## Work to complete
Exactly reproduce the lines that follow.

## Saved entries
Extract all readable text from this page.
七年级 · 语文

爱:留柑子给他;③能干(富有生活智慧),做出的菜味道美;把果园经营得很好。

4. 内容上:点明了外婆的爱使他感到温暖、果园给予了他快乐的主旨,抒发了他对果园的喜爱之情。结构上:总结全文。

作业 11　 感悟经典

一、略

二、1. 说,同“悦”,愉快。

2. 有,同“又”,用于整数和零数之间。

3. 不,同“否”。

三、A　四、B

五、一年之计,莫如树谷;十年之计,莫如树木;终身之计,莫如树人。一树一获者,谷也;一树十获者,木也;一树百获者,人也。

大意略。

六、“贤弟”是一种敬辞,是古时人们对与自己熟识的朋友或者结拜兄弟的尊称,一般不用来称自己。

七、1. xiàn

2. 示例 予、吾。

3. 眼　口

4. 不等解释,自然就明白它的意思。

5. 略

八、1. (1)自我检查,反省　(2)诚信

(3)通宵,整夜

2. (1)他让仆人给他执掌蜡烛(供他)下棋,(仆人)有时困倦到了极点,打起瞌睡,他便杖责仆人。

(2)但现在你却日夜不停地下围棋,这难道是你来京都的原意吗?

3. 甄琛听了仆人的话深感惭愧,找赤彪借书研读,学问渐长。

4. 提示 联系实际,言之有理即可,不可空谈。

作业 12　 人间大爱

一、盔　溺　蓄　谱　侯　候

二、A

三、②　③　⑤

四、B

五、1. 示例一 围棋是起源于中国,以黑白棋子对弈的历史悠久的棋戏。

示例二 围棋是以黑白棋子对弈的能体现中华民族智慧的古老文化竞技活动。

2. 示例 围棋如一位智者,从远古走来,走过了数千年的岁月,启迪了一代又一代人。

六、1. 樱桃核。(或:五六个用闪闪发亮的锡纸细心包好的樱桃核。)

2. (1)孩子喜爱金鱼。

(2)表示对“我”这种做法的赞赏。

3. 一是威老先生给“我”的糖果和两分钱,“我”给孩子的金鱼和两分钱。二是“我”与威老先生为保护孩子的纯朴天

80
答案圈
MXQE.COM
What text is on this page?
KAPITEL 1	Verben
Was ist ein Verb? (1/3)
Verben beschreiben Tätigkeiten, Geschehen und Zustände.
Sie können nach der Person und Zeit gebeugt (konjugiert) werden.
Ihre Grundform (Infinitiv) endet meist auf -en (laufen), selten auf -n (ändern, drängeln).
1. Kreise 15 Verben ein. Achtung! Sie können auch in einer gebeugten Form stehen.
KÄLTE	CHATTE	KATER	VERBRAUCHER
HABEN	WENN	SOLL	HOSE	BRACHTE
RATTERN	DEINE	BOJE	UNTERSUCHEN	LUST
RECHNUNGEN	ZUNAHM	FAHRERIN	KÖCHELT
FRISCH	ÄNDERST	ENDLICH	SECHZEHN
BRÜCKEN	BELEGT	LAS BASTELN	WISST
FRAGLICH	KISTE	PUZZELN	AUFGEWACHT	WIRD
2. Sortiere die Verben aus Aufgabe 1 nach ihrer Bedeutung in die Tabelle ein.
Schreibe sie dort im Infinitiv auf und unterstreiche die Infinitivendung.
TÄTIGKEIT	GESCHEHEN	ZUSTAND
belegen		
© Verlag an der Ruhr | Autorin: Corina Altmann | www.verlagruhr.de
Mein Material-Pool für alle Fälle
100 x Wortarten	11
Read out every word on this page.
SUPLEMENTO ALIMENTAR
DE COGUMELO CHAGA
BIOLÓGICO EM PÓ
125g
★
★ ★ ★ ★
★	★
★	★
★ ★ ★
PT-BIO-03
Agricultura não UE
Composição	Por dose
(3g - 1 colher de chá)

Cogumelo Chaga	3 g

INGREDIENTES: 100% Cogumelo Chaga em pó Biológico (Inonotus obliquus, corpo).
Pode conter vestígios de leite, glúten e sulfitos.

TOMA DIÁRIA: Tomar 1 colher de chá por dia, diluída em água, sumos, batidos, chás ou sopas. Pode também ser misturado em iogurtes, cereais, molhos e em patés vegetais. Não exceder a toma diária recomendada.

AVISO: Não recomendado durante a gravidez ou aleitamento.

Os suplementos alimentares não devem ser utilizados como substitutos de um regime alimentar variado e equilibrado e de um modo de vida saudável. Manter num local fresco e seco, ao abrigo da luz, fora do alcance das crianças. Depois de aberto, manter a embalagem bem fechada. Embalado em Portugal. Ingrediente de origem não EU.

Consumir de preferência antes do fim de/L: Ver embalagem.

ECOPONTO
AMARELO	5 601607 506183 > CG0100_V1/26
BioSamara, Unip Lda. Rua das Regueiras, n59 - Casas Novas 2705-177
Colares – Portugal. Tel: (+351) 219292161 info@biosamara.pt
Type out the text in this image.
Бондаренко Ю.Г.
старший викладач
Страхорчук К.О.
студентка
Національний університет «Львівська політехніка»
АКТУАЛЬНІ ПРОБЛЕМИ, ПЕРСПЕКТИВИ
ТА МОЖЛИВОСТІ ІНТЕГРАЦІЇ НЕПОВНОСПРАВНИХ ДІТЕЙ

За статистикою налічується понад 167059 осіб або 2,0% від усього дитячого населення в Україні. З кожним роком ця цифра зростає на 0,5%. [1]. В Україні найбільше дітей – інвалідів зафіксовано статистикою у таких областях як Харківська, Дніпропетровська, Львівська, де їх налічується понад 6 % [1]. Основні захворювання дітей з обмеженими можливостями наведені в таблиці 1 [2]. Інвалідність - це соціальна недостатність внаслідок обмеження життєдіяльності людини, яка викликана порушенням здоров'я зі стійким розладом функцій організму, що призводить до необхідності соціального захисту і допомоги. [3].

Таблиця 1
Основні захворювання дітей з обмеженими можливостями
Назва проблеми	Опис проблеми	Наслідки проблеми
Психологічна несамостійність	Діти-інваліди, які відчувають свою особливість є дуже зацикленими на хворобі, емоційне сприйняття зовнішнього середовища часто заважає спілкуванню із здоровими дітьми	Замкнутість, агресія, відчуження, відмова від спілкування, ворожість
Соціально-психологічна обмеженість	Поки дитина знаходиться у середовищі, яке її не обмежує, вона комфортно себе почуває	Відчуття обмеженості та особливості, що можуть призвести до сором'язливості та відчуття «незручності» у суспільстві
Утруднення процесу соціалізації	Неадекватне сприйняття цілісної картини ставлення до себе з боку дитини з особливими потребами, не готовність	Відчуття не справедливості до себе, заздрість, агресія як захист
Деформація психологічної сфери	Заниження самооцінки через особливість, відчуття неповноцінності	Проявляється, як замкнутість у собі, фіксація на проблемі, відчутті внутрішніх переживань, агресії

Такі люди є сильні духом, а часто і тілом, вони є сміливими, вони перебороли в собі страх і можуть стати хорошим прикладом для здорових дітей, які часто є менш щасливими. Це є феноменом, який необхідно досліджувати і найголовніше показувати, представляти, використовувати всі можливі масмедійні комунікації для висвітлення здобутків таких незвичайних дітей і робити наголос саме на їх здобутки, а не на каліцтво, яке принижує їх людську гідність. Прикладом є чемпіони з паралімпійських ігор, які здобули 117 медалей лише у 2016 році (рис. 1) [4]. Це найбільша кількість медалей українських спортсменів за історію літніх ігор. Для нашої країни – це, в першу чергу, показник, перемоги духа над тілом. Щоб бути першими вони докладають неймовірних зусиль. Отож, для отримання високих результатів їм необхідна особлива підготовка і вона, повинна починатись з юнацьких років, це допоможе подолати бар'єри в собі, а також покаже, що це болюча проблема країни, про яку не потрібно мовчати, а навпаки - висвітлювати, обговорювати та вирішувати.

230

## Reply to the exercise
Extract all readable text from this page.
七年级 · 语文

爱:留柑子给他;③能干(富有生活智慧),做出的菜味道美;把果园经营得很好。

4. 内容上:点明了外婆的爱使他感到温暖、果园给予了他快乐的主旨,抒发了他对果园的喜爱之情。结构上:总结全文。

作业 11　 感悟经典

一、略

二、1. 说,同“悦”,愉快。

2. 有,同“又”,用于整数和零数之间。

3. 不,同“否”。

三、A　四、B

五、一年之计,莫如树谷;十年之计,莫如树木;终身之计,莫如树人。一树一获者,谷也;一树十获者,木也;一树百获者,人也。

大意略。

六、“贤弟”是一种敬辞,是古时人们对与自己熟识的朋友或者结拜兄弟的尊称,一般不用来称自己。

七、1. xiàn

2. 示例 予、吾。

3. 眼　口

4. 不等解释,自然就明白它的意思。

5. 略

八、1. (1)自我检查,反省　(2)诚信

(3)通宵,整夜

2. (1)他让仆人给他执掌蜡烛(供他)下棋,(仆人)有时困倦到了极点,打起瞌睡,他便杖责仆人。

(2)但现在你却日夜不停地下围棋,这难道是你来京都的原意吗?

3. 甄琛听了仆人的话深感惭愧,找赤彪借书研读,学问渐长。

4. 提示 联系实际,言之有理即可,不可空谈。

作业 12　 人间大爱

一、盔　溺　蓄　谱　侯　候

二、A

三、②　③　⑤

四、B

五、1. 示例一 围棋是起源于中国,以黑白棋子对弈的历史悠久的棋戏。

示例二 围棋是以黑白棋子对弈的能体现中华民族智慧的古老文化竞技活动。

2. 示例 围棋如一位智者,从远古走来,走过了数千年的岁月,启迪了一代又一代人。

六、1. 樱桃核。(或:五六个用闪闪发亮的锡纸细心包好的樱桃核。)

2. (1)孩子喜爱金鱼。

(2)表示对“我”这种做法的赞赏。

3. 一是威老先生给“我”的糖果和两分钱,“我”给孩子的金鱼和两分钱。二是“我”与威老先生为保护孩子的纯朴天

80
答案圈
MXQE.COM
What text is on this page?
KAPITEL 1	Verben
Was ist ein Verb? (1/3)
Verben beschreiben Tätigkeiten, Geschehen und Zustände.
Sie können nach der Person und Zeit gebeugt (konjugiert) werden.
Ihre Grundform (Infinitiv) endet meist auf -en (laufen), selten auf -n (ändern, drängeln).
1. Kreise 15 Verben ein. Achtung! Sie können auch in einer gebeugten Form stehen.
KÄLTE	CHATTE	KATER	VERBRAUCHER
HABEN	WENN	SOLL	HOSE	BRACHTE
RATTERN	DEINE	BOJE	UNTERSUCHEN	LUST
RECHNUNGEN	ZUNAHM	FAHRERIN	KÖCHELT
FRISCH	ÄNDERST	ENDLICH	SECHZEHN
BRÜCKEN	BELEGT	LAS BASTELN	WISST
FRAGLICH	KISTE	PUZZELN	AUFGEWACHT	WIRD
2. Sortiere die Verben aus Aufgabe 1 nach ihrer Bedeutung in die Tabelle ein.
Schreibe sie dort im Infinitiv auf und unterstreiche die Infinitivendung.
TÄTIGKEIT	GESCHEHEN	ZUSTAND
belegen		
© Verlag an der Ruhr | Autorin: Corina Altmann | www.verlagruhr.de
Mein Material-Pool für alle Fälle
100 x Wortarten	11
Read out every word on this page.
SUPLEMENTO ALIMENTAR
DE COGUMELO CHAGA
BIOLÓGICO EM PÓ
125g
★
★ ★ ★ ★
★	★
★	★
★ ★ ★
PT-BIO-03
Agricultura não UE
Composição	Por dose
(3g - 1 colher de chá)

Cogumelo Chaga	3 g

INGREDIENTES: 100% Cogumelo Chaga em pó Biológico (Inonotus obliquus, corpo).
Pode conter vestígios de leite, glúten e sulfitos.

TOMA DIÁRIA: Tomar 1 colher de chá por dia, diluída em água, sumos, batidos, chás ou sopas. Pode também ser misturado em iogurtes, cereais, molhos e em patés vegetais. Não exceder a toma diária recomendada.

AVISO: Não recomendado durante a gravidez ou aleitamento.

Os suplementos alimentares não devem ser utilizados como substitutos de um regime alimentar variado e equilibrado e de um modo de vida saudável. Manter num local fresco e seco, ao abrigo da luz, fora do alcance das crianças. Depois de aberto, manter a embalagem bem fechada. Embalado em Portugal. Ingrediente de origem não EU.

Consumir de preferência antes do fim de/L: Ver embalagem.

ECOPONTO
AMARELO	5 601607 506183 > CG0100_V1/26
BioSamara, Unip Lda. Rua das Regueiras, n59 - Casas Novas 2705-177
Colares – Portugal. Tel: (+351) 219292161 info@biosamara.pt
Type out the text in this image.
Бондаренко Ю.Г.
старший викладач
Страхорчук К.О.
студентка
Національний університет «Львівська політехніка»
АКТУАЛЬНІ ПРОБЛЕМИ, ПЕРСПЕКТИВИ
ТА МОЖЛИВОСТІ ІНТЕГРАЦІЇ НЕПОВНОСПРАВНИХ ДІТЕЙ

За статистикою налічується понад 167059 осіб або 2,0% від усього дитячого населення в Україні. З кожним роком ця цифра зростає на 0,5%. [1]. В Україні найбільше дітей – інвалідів зафіксовано статистикою у таких областях як Харківська, Дніпропетровська, Львівська, де їх налічується понад 6 % [1]. Основні захворювання дітей з обмеженими можливостями наведені в таблиці 1 [2]. Інвалідність - це соціальна недостатність внаслідок обмеження життєдіяльності людини, яка викликана порушенням здоров'я зі стійким розладом функцій організму, що призводить до необхідності соціального захисту і допомоги. [3].

Таблиця 1
Основні захворювання дітей з обмеженими можливостями
Назва проблеми	Опис проблеми	Наслідки проблеми
Психологічна несамостійність	Діти-інваліди, які відчувають свою особливість є дуже зацикленими на хворобі, емоційне сприйняття зовнішнього середовища часто заважає спілкуванню із здоровими дітьми	Замкнутість, агресія, відчуження, відмова від спілкування, ворожість
Соціально-психологічна обмеженість	Поки дитина знаходиться у середовищі, яке її не обмежує, вона комфортно себе почуває	Відчуття обмеженості та особливості, що можуть призвести до сором'язливості та відчуття «незручності» у суспільстві
Утруднення процесу соціалізації	Неадекватне сприйняття цілісної картини ставлення до себе з боку дитини з особливими потребами, не готовність	Відчуття не справедливості до себе, заздрість, агресія як захист
Деформація психологічної сфери	Заниження самооцінки через особливість, відчуття неповноцінності	Проявляється, як замкнутість у собі, фіксація на проблемі, відчутті внутрішніх переживань, агресії

Такі люди є сильні духом, а часто і тілом, вони є сміливими, вони перебороли в собі страх і можуть стати хорошим прикладом для здорових дітей, які часто є менш щасливими. Це є феноменом, який необхідно досліджувати і найголовніше показувати, представляти, використовувати всі можливі масмедійні комунікації для висвітлення здобутків таких незвичайних дітей і робити наголос саме на їх здобутки, а не на каліцтво, яке принижує їх людську гідність. Прикладом є чемпіони з паралімпійських ігор, які здобули 117 медалей лише у 2016 році (рис. 1) [4]. Це найбільша кількість медалей українських спортсменів за історію літніх ігор. Для нашої країни – це, в першу чергу, показник, перемоги духа над тілом. Щоб бути першими вони докладають неймовірних зусиль. Отож, для отримання високих результатів їм необхідна особлива підготовка і вона, повинна починатись з юнацьких років, це допоможе подолати бар'єри в собі, а також покаже, що це болюча проблема країни, про яку не потрібно мовчати, а навпаки - висвітлювати, обговорювати та вирішувати.

230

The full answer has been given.